* **Aim**: Your task is to print all of the data word for word.

* **Data for the task**:
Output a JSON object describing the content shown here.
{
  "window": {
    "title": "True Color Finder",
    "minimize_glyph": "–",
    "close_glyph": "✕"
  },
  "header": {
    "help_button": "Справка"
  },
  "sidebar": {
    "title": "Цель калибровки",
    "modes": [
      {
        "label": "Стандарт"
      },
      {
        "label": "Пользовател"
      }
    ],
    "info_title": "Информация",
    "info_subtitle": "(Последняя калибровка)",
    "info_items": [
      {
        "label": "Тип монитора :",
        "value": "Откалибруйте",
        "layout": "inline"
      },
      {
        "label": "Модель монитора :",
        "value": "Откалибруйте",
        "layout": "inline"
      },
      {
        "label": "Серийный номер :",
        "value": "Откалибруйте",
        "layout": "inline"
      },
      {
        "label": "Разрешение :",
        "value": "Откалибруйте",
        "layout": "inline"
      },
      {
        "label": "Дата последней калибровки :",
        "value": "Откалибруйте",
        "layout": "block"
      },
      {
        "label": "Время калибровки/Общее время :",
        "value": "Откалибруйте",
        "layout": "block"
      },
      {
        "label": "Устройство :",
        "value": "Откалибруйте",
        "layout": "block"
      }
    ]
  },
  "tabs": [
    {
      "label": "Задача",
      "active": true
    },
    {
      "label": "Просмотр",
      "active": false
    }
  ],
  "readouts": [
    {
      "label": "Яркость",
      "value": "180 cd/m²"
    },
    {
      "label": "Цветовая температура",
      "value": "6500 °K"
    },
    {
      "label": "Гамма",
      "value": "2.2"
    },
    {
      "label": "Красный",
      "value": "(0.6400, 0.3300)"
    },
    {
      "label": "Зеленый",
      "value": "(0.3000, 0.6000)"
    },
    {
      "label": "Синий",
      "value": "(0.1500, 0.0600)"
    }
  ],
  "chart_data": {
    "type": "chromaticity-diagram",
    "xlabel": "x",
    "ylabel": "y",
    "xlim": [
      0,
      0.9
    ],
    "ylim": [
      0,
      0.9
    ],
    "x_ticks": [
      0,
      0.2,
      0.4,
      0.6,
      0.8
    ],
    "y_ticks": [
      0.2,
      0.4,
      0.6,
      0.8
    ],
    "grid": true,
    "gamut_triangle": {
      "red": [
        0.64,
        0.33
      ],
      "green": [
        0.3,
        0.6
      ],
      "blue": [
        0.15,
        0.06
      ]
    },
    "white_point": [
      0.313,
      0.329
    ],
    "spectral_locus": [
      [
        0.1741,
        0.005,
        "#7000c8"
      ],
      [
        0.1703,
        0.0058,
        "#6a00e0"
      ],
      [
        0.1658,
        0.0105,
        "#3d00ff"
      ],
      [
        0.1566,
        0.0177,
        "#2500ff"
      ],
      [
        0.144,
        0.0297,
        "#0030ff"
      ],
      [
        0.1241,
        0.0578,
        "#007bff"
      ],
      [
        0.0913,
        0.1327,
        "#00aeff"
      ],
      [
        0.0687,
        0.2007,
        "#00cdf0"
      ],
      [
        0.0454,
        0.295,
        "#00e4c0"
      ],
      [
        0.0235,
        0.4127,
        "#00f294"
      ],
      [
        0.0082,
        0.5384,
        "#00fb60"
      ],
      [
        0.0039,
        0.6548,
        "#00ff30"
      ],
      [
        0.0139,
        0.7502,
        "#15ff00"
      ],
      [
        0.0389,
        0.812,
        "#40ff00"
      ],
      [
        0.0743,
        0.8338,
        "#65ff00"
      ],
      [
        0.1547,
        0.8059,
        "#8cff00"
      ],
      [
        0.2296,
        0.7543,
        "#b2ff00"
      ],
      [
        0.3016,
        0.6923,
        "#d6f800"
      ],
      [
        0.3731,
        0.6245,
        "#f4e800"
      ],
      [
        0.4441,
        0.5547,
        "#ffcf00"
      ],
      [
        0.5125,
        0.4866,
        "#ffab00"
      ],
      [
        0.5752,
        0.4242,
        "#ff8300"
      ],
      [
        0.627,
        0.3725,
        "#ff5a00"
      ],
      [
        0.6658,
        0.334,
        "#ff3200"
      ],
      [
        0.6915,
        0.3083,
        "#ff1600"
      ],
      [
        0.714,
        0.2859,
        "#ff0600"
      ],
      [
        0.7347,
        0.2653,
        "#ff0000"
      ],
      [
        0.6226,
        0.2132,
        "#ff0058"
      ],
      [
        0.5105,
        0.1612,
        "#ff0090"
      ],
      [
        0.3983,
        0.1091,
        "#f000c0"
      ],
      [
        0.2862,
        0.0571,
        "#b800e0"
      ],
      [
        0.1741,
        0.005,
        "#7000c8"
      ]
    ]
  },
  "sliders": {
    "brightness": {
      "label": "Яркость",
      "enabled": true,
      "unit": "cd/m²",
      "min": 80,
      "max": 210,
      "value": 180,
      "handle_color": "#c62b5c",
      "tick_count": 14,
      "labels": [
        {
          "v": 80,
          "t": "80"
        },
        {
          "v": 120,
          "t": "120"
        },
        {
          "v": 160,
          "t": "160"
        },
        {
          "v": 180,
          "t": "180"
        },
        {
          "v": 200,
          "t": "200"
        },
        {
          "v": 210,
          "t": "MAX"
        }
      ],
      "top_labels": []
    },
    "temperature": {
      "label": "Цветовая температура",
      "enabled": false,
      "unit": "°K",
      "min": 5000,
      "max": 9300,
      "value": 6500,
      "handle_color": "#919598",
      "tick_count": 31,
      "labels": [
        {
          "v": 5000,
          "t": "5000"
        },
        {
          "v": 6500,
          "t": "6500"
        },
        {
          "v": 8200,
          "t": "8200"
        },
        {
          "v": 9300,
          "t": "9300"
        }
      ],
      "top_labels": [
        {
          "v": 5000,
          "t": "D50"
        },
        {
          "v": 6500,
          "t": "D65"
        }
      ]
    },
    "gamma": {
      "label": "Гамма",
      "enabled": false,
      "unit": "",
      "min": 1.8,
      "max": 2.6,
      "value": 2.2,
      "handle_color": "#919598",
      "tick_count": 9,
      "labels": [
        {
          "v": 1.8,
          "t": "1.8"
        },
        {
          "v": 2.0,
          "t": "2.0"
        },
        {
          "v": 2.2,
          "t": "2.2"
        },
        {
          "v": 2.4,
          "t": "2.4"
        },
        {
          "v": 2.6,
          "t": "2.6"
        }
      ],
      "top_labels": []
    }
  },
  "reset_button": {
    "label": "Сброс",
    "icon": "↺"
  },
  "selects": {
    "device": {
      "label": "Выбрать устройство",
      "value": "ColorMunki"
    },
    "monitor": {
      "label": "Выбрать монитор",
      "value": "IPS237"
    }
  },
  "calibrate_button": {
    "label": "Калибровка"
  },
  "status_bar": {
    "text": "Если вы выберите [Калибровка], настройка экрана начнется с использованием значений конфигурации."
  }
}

* **Worked answer**:
Output a JSON object describing the content shown here.
{
  "window": {
    "title": "True Color Finder",
    "minimize_glyph": "–",
    "close_glyph": "✕"
  },
  "header": {
    "help_button": "Справка"
  },
  "sidebar": {
    "title": "Цель калибровки",
    "modes": [
      {
        "label": "Стандарт"
      },
      {
        "label": "Пользовател"
      }
    ],
    "info_title": "Информация",
    "info_subtitle": "(Последняя калибровка)",
    "info_items": [
      {
        "label": "Тип монитора :",
        "value": "Откалибруйте",
        "layout": "inline"
      },
      {
        "label": "Модель монитора :",
        "value": "Откалибруйте",
        "layout": "inline"
      },
      {
        "label": "Серийный номер :",
        "value": "Откалибруйте",
        "layout": "inline"
      },
      {
        "label": "Разрешение :",
        "value": "Откалибруйте",
        "layout": "inline"
      },
      {
        "label": "Дата последней калибровки :",
        "value": "Откалибруйте",
        "layout": "block"
      },
      {
        "label": "Время калибровки/Общее время :",
        "value": "Откалибруйте",
        "layout": "block"
      },
      {
        "label": "Устройство :",
        "value": "Откалибруйте",
        "layout": "block"
      }
    ]
  },
  "tabs": [
    {
      "label": "Задача",
      "active": true
    },
    {
      "label": "Просмотр",
      "active": false
    }
  ],
  "readouts": [
    {
      "label": "Яркость",
      "value": "180 cd/m²"
    },
    {
      "label": "Цветовая температура",
      "value": "6500 °K"
    },
    {
      "label": "Гамма",
      "value": "2.2"
    },
    {
      "label": "Красный",
      "value": "(0.6400, 0.3300)"
    },
    {
      "label": "Зеленый",
      "value": "(0.3000, 0.6000)"
    },
    {
      "label": "Синий",
      "value": "(0.1500, 0.0600)"
    }
  ],
  "chart_data": {
    "type": "chromaticity-diagram",
    "xlabel": "x",
    "ylabel": "y",
    "xlim": [
      0,
      0.9
    ],
    "ylim": [
      0,
      0.9
    ],
    "x_ticks": [
      0,
      0.2,
      0.4,
      0.6,
      0.8
    ],
    "y_ticks": [
      0.2,
      0.4,
      0.6,
      0.8
    ],
    "grid": true,
    "gamut_triangle": {
      "red": [
        0.64,
        0.33
      ],
      "green": [
        0.3,
        0.6
      ],
      "blue": [
        0.15,
        0.06
      ]
    },
    "white_point": [
      0.313,
      0.329
    ],
    "spectral_locus": [
      [
        0.1741,
        0.005,
        "#7000c8"
      ],
      [
        0.1703,
        0.0058,
        "#6a00e0"
      ],
      [
        0.1658,
        0.0105,
        "#3d00ff"
      ],
      [
        0.1566,
        0.0177,
        "#2500ff"
      ],
      [
        0.144,
        0.0297,
        "#0030ff"
      ],
      [
        0.1241,
        0.0578,
        "#007bff"
      ],
      [
        0.0913,
        0.1327,
        "#00aeff"
      ],
      [
        0.0687,
        0.2007,
        "#00cdf0"
      ],
      [
        0.0454,
        0.295,
        "#00e4c0"
      ],
      [
        0.0235,
        0.4127,
        "#00f294"
      ],
      [
        0.0082,
        0.5384,
        "#00fb60"
      ],
      [
        0.0039,
        0.6548,
        "#00ff30"
      ],
      [
        0.0139,
        0.7502,
        "#15ff00"
      ],
      [
        0.0389,
        0.812,
        "#40ff00"
      ],
      [
        0.0743,
        0.8338,
        "#65ff00"
      ],
      [
        0.1547,
        0.8059,
        "#8cff00"
      ],
      [
        0.2296,
        0.7543,
        "#b2ff00"
      ],
      [
        0.3016,
        0.6923,
        "#d6f800"
      ],
      [
        0.3731,
        0.6245,
        "#f4e800"
      ],
      [
        0.4441,
        0.5547,
        "#ffcf00"
      ],
      [
        0.5125,
        0.4866,
        "#ffab00"
      ],
      [
        0.5752,
        0.4242,
        "#ff8300"
      ],
      [
        0.627,
        0.3725,
        "#ff5a00"
      ],
      [
        0.6658,
        0.334,
        "#ff3200"
      ],
      [
        0.6915,
        0.3083,
        "#ff1600"
      ],
      [
        0.714,
        0.2859,
        "#ff0600"
      ],
      [
        0.7347,
        0.2653,
        "#ff0000"
      ],
      [
        0.6226,
        0.2132,
        "#ff0058"
      ],
      [
        0.5105,
        0.1612,
        "#ff0090"
      ],
      [
        0.3983,
        0.1091,
        "#f000c0"
      ],
      [
        0.2862,
        0.0571,
        "#b800e0"
      ],
      [
        0.1741,
        0.005,
        "#7000c8"
      ]
    ]
  },
  "sliders": {
    "brightness": {
      "label": "Яркость",
      "enabled": true,
      "unit": "cd/m²",
      "min": 80,
      "max": 210,
      "value": 180,
      "handle_color": "#c62b5c",
      "tick_count": 14,
      "labels": [
        {
          "v": 80,
          "t": "80"
        },
        {
          "v": 120,
          "t": "120"
        },
        {
          "v": 160,
          "t": "160"
        },
        {
          "v": 180,
          "t": "180"
        },
        {
          "v": 200,
          "t": "200"
        },
        {
          "v": 210,
          "t": "MAX"
        }
      ],
      "top_labels": []
    },
    "temperature": {
      "label": "Цветовая температура",
      "enabled": false,
      "unit": "°K",
      "min": 5000,
      "max": 9300,
      "value": 6500,
      "handle_color": "#919598",
      "tick_count": 31,
      "labels": [
        {
          "v": 5000,
          "t": "5000"
        },
        {
          "v": 6500,
          "t": "6500"
        },
        {
          "v": 8200,
          "t": "8200"
        },
        {
          "v": 9300,
          "t": "9300"
        }
      ],
      "top_labels": [
        {
          "v": 5000,
          "t": "D50"
        },
        {
          "v": 6500,
          "t": "D65"
        }
      ]
    },
    "gamma": {
      "label": "Гамма",
      "enabled": false,
      "unit": "",
      "min": 1.8,
      "max": 2.6,
      "value": 2.2,
      "handle_color": "#919598",
      "tick_count": 9,
      "labels": [
        {
          "v": 1.8,
          "t": "1.8"
        },
        {
          "v": 2.0,
          "t": "2.0"
        },
        {
          "v": 2.2,
          "t": "2.2"
        },
        {
          "v": 2.4,
          "t": "2.4"
        },
        {
          "v": 2.6,
          "t": "2.6"
        }
      ],
      "top_labels": []
    }
  },
  "reset_button": {
    "label": "Сброс",
    "icon": "↺"
  },
  "selects": {
    "device": {
      "label": "Выбрать устройство",
      "value": "ColorMunki"
    },
    "monitor": {
      "label": "Выбрать монитор",
      "value": "IPS237"
    }
  },
  "calibrate_button": {
    "label": "Калибровка"
  },
  "status_bar": {
    "text": "Если вы выберите [Калибровка], настройка экрана начнется с использованием значений конфигурации."
  }
}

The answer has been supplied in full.